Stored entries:
· · · · ·
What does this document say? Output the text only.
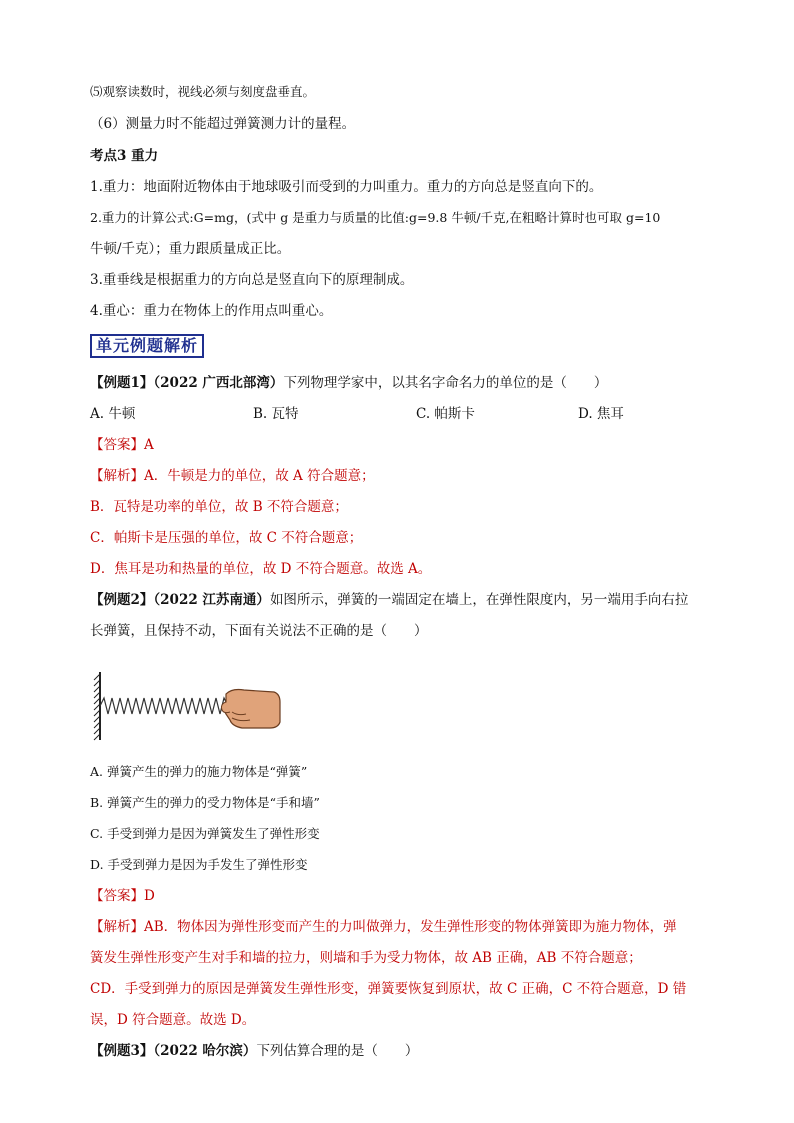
⑸观察读数时，视线必须与刻度盘垂直。
（6）测量力时不能超过弹簧测力计的量程。
考点3 重力
1.重力：地面附近物体由于地球吸引而受到的力叫重力。重力的方向总是竖直向下的。
2.重力的计算公式:G=mg，(式中 g 是重力与质量的比值:g=9.8 牛顿/千克,在粗略计算时也可取 g=10
牛顿/千克）；重力跟质量成正比。
3.重垂线是根据重力的方向总是竖直向下的原理制成。
4.重心：重力在物体上的作用点叫重心。
单元例题解析
【例题1】（2022 广西北部湾）下列物理学家中，以其名字命名力的单位的是（　　）
A. 牛顿	B. 瓦特	C. 帕斯卡	D. 焦耳
【答案】A
【解析】A．牛顿是力的单位，故 A 符合题意；
B．瓦特是功率的单位，故 B 不符合题意；
C．帕斯卡是压强的单位，故 C 不符合题意；
D．焦耳是功和热量的单位，故 D 不符合题意。故选 A。
【例题2】（2022 江苏南通）如图所示，弹簧的一端固定在墙上，在弹性限度内，另一端用手向右拉
长弹簧，且保持不动，下面有关说法不正确的是（　　）
A. 弹簧产生的弹力的施力物体是“弹簧”
B. 弹簧产生的弹力的受力物体是“手和墙”
C. 手受到弹力是因为弹簧发生了弹性形变
D. 手受到弹力是因为手发生了弹性形变
【答案】D
【解析】AB．物体因为弹性形变而产生的力叫做弹力，发生弹性形变的物体弹簧即为施力物体，弹
簧发生弹性形变产生对手和墙的拉力，则墙和手为受力物体，故 AB 正确，AB 不符合题意；
CD．手受到弹力的原因是弹簧发生弹性形变，弹簧要恢复到原状，故 C 正确，C 不符合题意，D 错
误，D 符合题意。故选 D。
【例题3】（2022 哈尔滨）下列估算合理的是（　　）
· · · · ·
Exercise description:
Copy out the listing exactly as it stands, but not the pictures.

Answer for the task:
What does this document say? Output the text only.
⑸观察读数时，视线必须与刻度盘垂直。
（6）测量力时不能超过弹簧测力计的量程。
考点3 重力
1.重力：地面附近物体由于地球吸引而受到的力叫重力。重力的方向总是竖直向下的。
2.重力的计算公式:G=mg，(式中 g 是重力与质量的比值:g=9.8 牛顿/千克,在粗略计算时也可取 g=10
牛顿/千克）；重力跟质量成正比。
3.重垂线是根据重力的方向总是竖直向下的原理制成。
4.重心：重力在物体上的作用点叫重心。
单元例题解析
【例题1】（2022 广西北部湾）下列物理学家中，以其名字命名力的单位的是（　　）
A. 牛顿	B. 瓦特	C. 帕斯卡	D. 焦耳
【答案】A
【解析】A．牛顿是力的单位，故 A 符合题意；
B．瓦特是功率的单位，故 B 不符合题意；
C．帕斯卡是压强的单位，故 C 不符合题意；
D．焦耳是功和热量的单位，故 D 不符合题意。故选 A。
【例题2】（2022 江苏南通）如图所示，弹簧的一端固定在墙上，在弹性限度内，另一端用手向右拉
长弹簧，且保持不动，下面有关说法不正确的是（　　）
A. 弹簧产生的弹力的施力物体是“弹簧”
B. 弹簧产生的弹力的受力物体是“手和墙”
C. 手受到弹力是因为弹簧发生了弹性形变
D. 手受到弹力是因为手发生了弹性形变
【答案】D
【解析】AB．物体因为弹性形变而产生的力叫做弹力，发生弹性形变的物体弹簧即为施力物体，弹
簧发生弹性形变产生对手和墙的拉力，则墙和手为受力物体，故 AB 正确，AB 不符合题意；
CD．手受到弹力的原因是弹簧发生弹性形变，弹簧要恢复到原状，故 C 正确，C 不符合题意，D 错
误，D 符合题意。故选 D。
【例题3】（2022 哈尔滨）下列估算合理的是（　　）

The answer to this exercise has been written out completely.